* _Given problem_
Copy everything in the data below exactly except the pictures.

___ Items ___

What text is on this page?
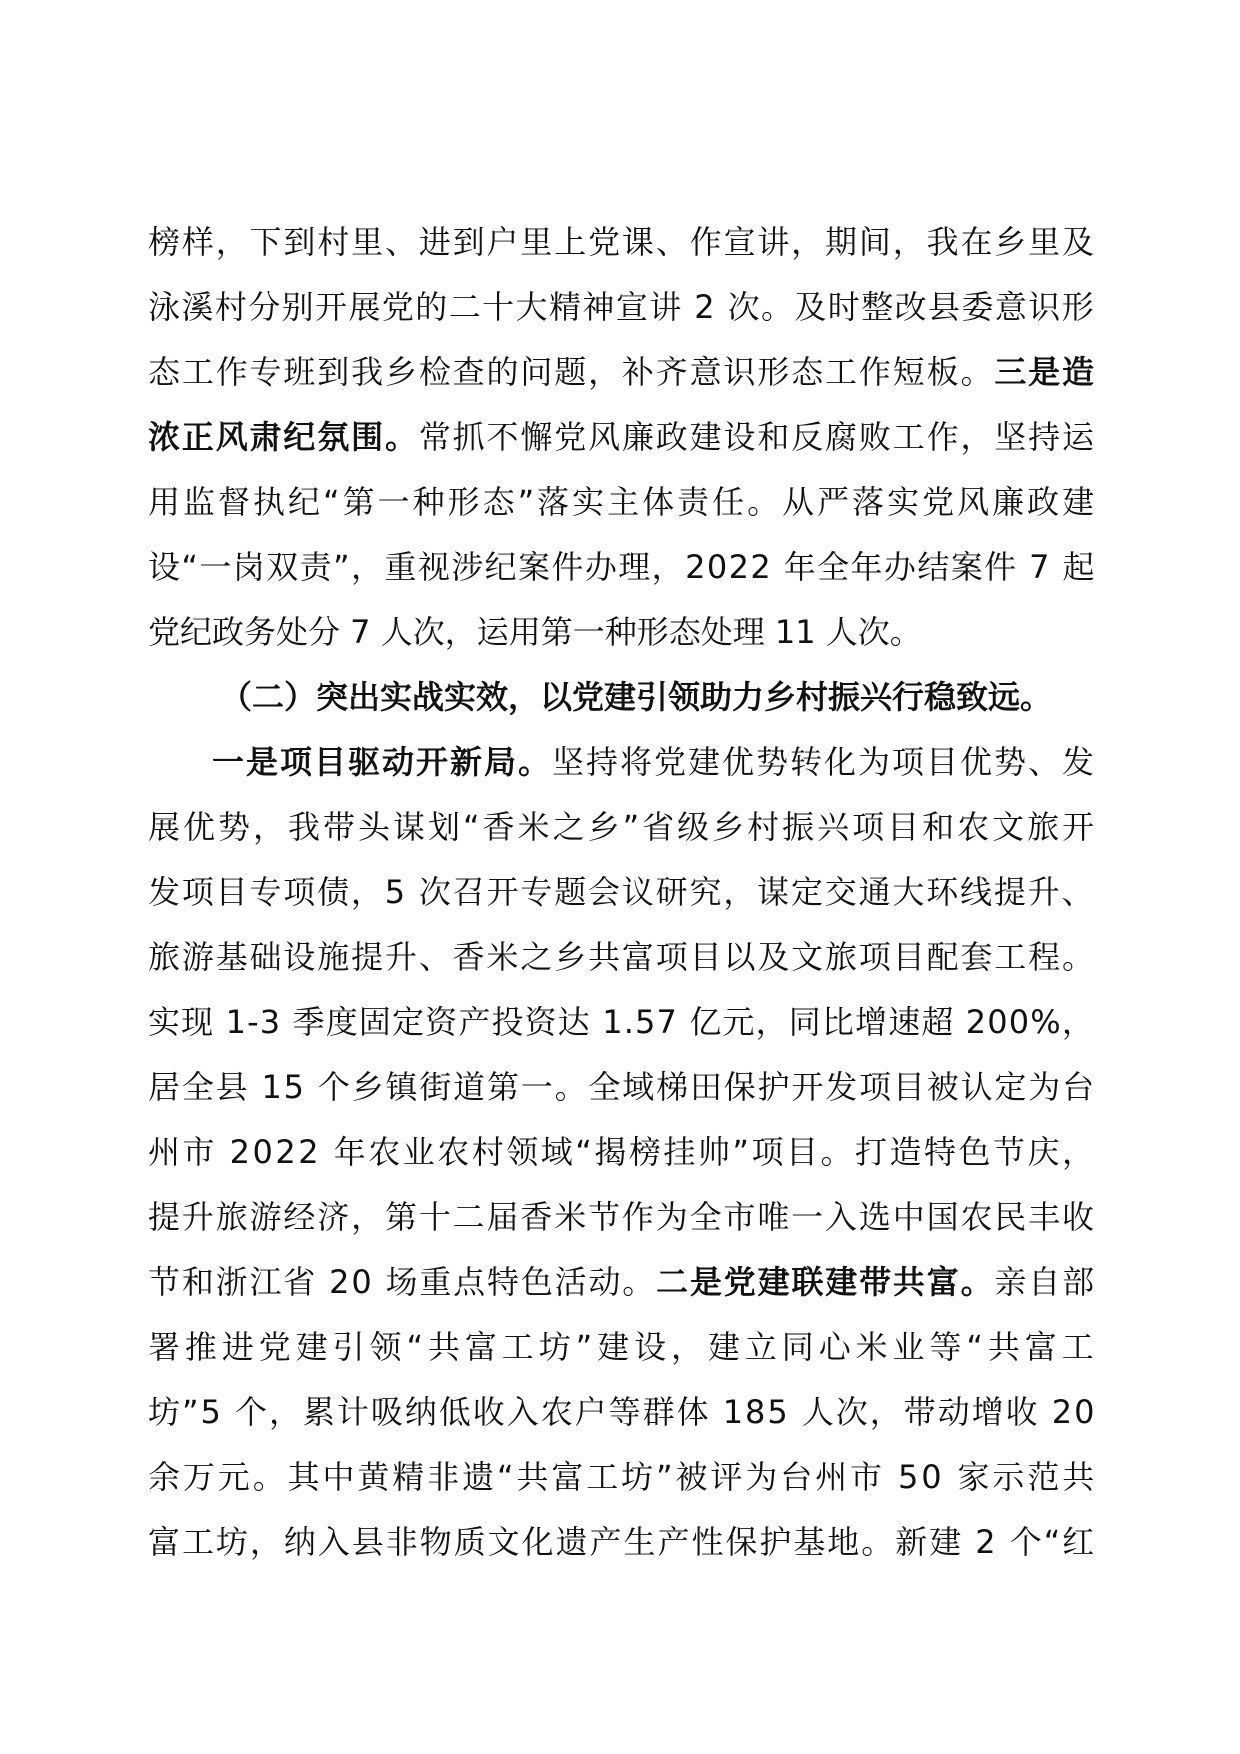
榜样，下到村里、进到户里上党课、作宣讲，期间，我在乡里及
泳溪村分别开展党的二十大精神宣讲 2 次。及时整改县委意识形
态工作专班到我乡检查的问题，补齐意识形态工作短板。三是造
浓正风肃纪氛围。常抓不懈党风廉政建设和反腐败工作，坚持运
用监督执纪“第一种形态”落实主体责任。从严落实党风廉政建
设“一岗双责”，重视涉纪案件办理，2022 年全年办结案件 7 起
党纪政务处分 7 人次，运用第一种形态处理 11 人次。
（二）突出实战实效，以党建引领助力乡村振兴行稳致远。
一是项目驱动开新局。坚持将党建优势转化为项目优势、发
展优势，我带头谋划“香米之乡”省级乡村振兴项目和农文旅开
发项目专项债，5 次召开专题会议研究，谋定交通大环线提升、
旅游基础设施提升、香米之乡共富项目以及文旅项目配套工程。
实现 1-3 季度固定资产投资达 1.57 亿元，同比增速超 200%，
居全县 15 个乡镇街道第一。全域梯田保护开发项目被认定为台
州市 2022 年农业农村领域“揭榜挂帅”项目。打造特色节庆，
提升旅游经济，第十二届香米节作为全市唯一入选中国农民丰收
节和浙江省 20 场重点特色活动。二是党建联建带共富。亲自部
署推进党建引领“共富工坊”建设，建立同心米业等“共富工
坊”5 个，累计吸纳低收入农户等群体 185 人次，带动增收 20
余万元。其中黄精非遗“共富工坊”被评为台州市 50 家示范共
富工坊，纳入县非物质文化遗产生产性保护基地。新建 2 个“红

___

* _Solved exercise_
What text is on this page?
榜样，下到村里、进到户里上党课、作宣讲，期间，我在乡里及
泳溪村分别开展党的二十大精神宣讲 2 次。及时整改县委意识形
态工作专班到我乡检查的问题，补齐意识形态工作短板。三是造
浓正风肃纪氛围。常抓不懈党风廉政建设和反腐败工作，坚持运
用监督执纪“第一种形态”落实主体责任。从严落实党风廉政建
设“一岗双责”，重视涉纪案件办理，2022 年全年办结案件 7 起
党纪政务处分 7 人次，运用第一种形态处理 11 人次。
（二）突出实战实效，以党建引领助力乡村振兴行稳致远。
一是项目驱动开新局。坚持将党建优势转化为项目优势、发
展优势，我带头谋划“香米之乡”省级乡村振兴项目和农文旅开
发项目专项债，5 次召开专题会议研究，谋定交通大环线提升、
旅游基础设施提升、香米之乡共富项目以及文旅项目配套工程。
实现 1-3 季度固定资产投资达 1.57 亿元，同比增速超 200%，
居全县 15 个乡镇街道第一。全域梯田保护开发项目被认定为台
州市 2022 年农业农村领域“揭榜挂帅”项目。打造特色节庆，
提升旅游经济，第十二届香米节作为全市唯一入选中国农民丰收
节和浙江省 20 场重点特色活动。二是党建联建带共富。亲自部
署推进党建引领“共富工坊”建设，建立同心米业等“共富工
坊”5 个，累计吸纳低收入农户等群体 185 人次，带动增收 20
余万元。其中黄精非遗“共富工坊”被评为台州市 50 家示范共
富工坊，纳入县非物质文化遗产生产性保护基地。新建 2 个“红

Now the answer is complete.